### Data records

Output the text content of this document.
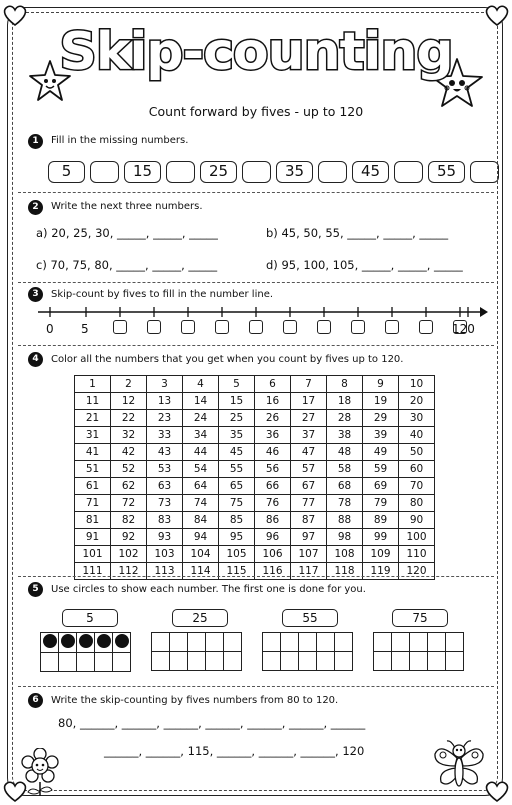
Skip-counting
Count forward by fives - up to 120
1	Fill in the missing numbers.
5	15	25	35	45	55
2	Write the next three numbers.
a) 20, 25, 30, _____, _____, _____	b) 45, 50, 55, _____, _____, _____
c) 70, 75, 80, _____, _____, _____	d) 95, 100, 105, _____, _____, _____
3	Skip-count by fives to fill in the number line.
0 5	120
4	Color all the numbers that you get when you count by fives up to 120.
1	2	3	4	5	6	7	8	9	10
11	12	13	14	15	16	17	18	19	20
21	22	23	24	25	26	27	28	29	30
31	32	33	34	35	36	37	38	39	40
41	42	43	44	45	46	47	48	49	50
51	52	53	54	55	56	57	58	59	60
61	62	63	64	65	66	67	68	69	70
71	72	73	74	75	76	77	78	79	80
81	82	83	84	85	86	87	88	89	90
91	92	93	94	95	96	97	98	99	100
101	102	103	104	105	106	107	108	109	110
111	112	113	114	115	116	117	118	119	120
5	Use circles to show each number. The first one is done for you.
5	25	55	75

6	Write the skip-counting by fives numbers from 80 to 120.
80, ______, ______, ______, ______, ______, ______, ______
______, ______, 115, ______, ______, ______, 120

### TASK
Return each line in the records that holds the string "counting".

### CORRECT RESULT
Skip-counting
6	Write the skip-counting by fives numbers from 80 to 120.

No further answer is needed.